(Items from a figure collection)
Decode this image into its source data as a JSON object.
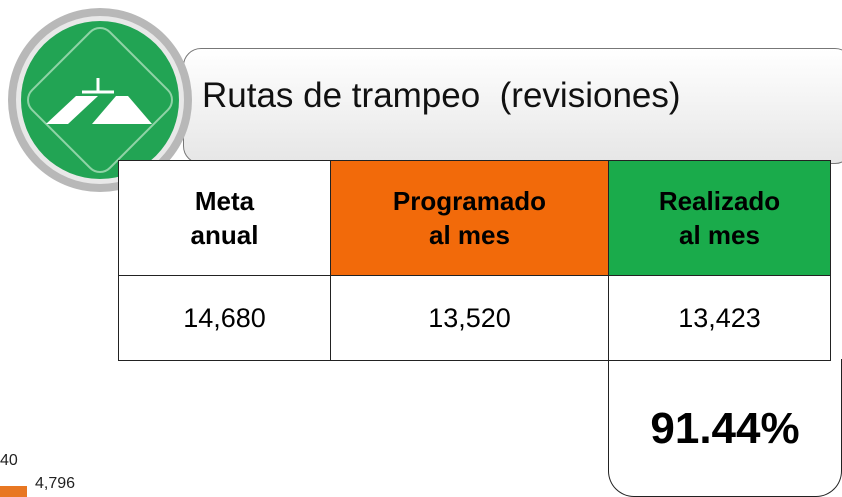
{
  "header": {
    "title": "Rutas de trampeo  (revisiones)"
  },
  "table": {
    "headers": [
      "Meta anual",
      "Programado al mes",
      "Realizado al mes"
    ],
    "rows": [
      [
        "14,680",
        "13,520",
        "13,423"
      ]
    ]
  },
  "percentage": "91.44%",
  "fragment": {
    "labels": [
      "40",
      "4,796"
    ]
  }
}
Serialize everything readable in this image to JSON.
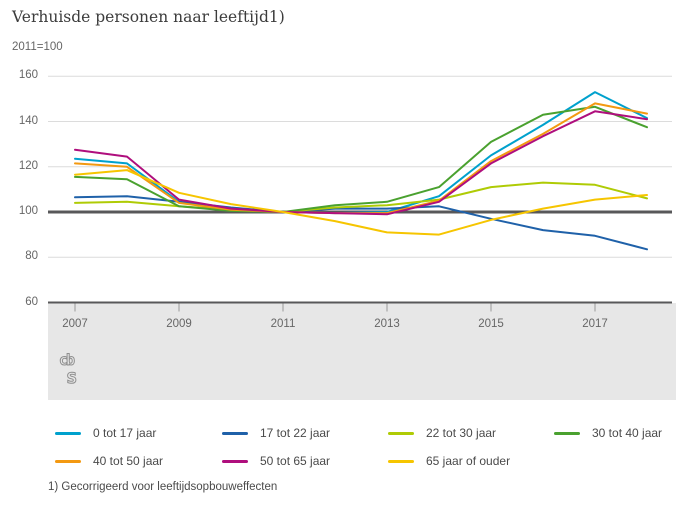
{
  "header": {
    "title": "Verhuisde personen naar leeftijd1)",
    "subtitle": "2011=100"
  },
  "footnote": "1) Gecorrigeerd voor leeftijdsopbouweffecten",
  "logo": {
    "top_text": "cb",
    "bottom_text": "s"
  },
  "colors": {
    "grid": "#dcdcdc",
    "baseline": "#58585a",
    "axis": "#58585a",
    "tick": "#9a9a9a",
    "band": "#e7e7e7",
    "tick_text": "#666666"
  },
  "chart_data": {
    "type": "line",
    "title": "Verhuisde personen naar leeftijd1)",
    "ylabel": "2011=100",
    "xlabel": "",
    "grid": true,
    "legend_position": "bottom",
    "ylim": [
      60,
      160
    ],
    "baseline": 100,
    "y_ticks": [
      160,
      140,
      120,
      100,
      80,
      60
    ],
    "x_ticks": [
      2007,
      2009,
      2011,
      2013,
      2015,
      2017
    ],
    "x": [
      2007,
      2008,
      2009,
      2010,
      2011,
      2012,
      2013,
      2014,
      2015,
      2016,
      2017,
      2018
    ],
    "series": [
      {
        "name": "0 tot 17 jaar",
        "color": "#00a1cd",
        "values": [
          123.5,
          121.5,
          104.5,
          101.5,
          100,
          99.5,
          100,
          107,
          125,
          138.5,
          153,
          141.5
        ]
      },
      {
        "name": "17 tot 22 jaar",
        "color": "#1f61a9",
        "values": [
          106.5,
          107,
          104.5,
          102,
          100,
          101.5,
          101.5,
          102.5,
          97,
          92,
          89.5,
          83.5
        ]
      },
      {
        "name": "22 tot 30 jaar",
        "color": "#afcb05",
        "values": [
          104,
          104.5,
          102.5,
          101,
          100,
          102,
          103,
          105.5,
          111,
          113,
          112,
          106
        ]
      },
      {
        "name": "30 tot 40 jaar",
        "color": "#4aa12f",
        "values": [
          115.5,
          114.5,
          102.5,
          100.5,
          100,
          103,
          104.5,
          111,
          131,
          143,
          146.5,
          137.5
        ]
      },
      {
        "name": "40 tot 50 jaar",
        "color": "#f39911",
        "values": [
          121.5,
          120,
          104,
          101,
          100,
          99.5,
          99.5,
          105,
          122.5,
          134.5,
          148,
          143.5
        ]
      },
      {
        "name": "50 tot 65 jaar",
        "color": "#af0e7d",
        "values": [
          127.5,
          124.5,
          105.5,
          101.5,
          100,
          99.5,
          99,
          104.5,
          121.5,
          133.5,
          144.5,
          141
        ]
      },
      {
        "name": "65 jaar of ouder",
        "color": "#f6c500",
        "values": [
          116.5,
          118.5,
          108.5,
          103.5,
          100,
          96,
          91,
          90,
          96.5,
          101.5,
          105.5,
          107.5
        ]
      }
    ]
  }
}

What is needed - Transcribe the full listing character for character. Pictures are excluded.

Correct output -
Decode this image into its source data as a JSON object.
{
  "header": {
    "title": "Rutas de trampeo  (revisiones)"
  },
  "table": {
    "headers": [
      "Meta anual",
      "Programado al mes",
      "Realizado al mes"
    ],
    "rows": [
      [
        "14,680",
        "13,520",
        "13,423"
      ]
    ]
  },
  "percentage": "91.44%",
  "fragment": {
    "labels": [
      "40",
      "4,796"
    ]
  }
}
Serialize everything readable in this image to JSON.
{
  "header": {
    "title": "Verhuisde personen naar leeftijd1)",
    "subtitle": "2011=100"
  },
  "footnote": "1) Gecorrigeerd voor leeftijdsopbouweffecten",
  "logo": {
    "top_text": "cb",
    "bottom_text": "s"
  },
  "colors": {
    "grid": "#dcdcdc",
    "baseline": "#58585a",
    "axis": "#58585a",
    "tick": "#9a9a9a",
    "band": "#e7e7e7",
    "tick_text": "#666666"
  },
  "chart_data": {
    "type": "line",
    "title": "Verhuisde personen naar leeftijd1)",
    "ylabel": "2011=100",
    "xlabel": "",
    "grid": true,
    "legend_position": "bottom",
    "ylim": [
      60,
      160
    ],
    "baseline": 100,
    "y_ticks": [
      160,
      140,
      120,
      100,
      80,
      60
    ],
    "x_ticks": [
      2007,
      2009,
      2011,
      2013,
      2015,
      2017
    ],
    "x": [
      2007,
      2008,
      2009,
      2010,
      2011,
      2012,
      2013,
      2014,
      2015,
      2016,
      2017,
      2018
    ],
    "series": [
      {
        "name": "0 tot 17 jaar",
        "color": "#00a1cd",
        "values": [
          123.5,
          121.5,
          104.5,
          101.5,
          100,
          99.5,
          100,
          107,
          125,
          138.5,
          153,
          141.5
        ]
      },
      {
        "name": "17 tot 22 jaar",
        "color": "#1f61a9",
        "values": [
          106.5,
          107,
          104.5,
          102,
          100,
          101.5,
          101.5,
          102.5,
          97,
          92,
          89.5,
          83.5
        ]
      },
      {
        "name": "22 tot 30 jaar",
        "color": "#afcb05",
        "values": [
          104,
          104.5,
          102.5,
          101,
          100,
          102,
          103,
          105.5,
          111,
          113,
          112,
          106
        ]
      },
      {
        "name": "30 tot 40 jaar",
        "color": "#4aa12f",
        "values": [
          115.5,
          114.5,
          102.5,
          100.5,
          100,
          103,
          104.5,
          111,
          131,
          143,
          146.5,
          137.5
        ]
      },
      {
        "name": "40 tot 50 jaar",
        "color": "#f39911",
        "values": [
          121.5,
          120,
          104,
          101,
          100,
          99.5,
          99.5,
          105,
          122.5,
          134.5,
          148,
          143.5
        ]
      },
      {
        "name": "50 tot 65 jaar",
        "color": "#af0e7d",
        "values": [
          127.5,
          124.5,
          105.5,
          101.5,
          100,
          99.5,
          99,
          104.5,
          121.5,
          133.5,
          144.5,
          141
        ]
      },
      {
        "name": "65 jaar of ouder",
        "color": "#f6c500",
        "values": [
          116.5,
          118.5,
          108.5,
          103.5,
          100,
          96,
          91,
          90,
          96.5,
          101.5,
          105.5,
          107.5
        ]
      }
    ]
  }
}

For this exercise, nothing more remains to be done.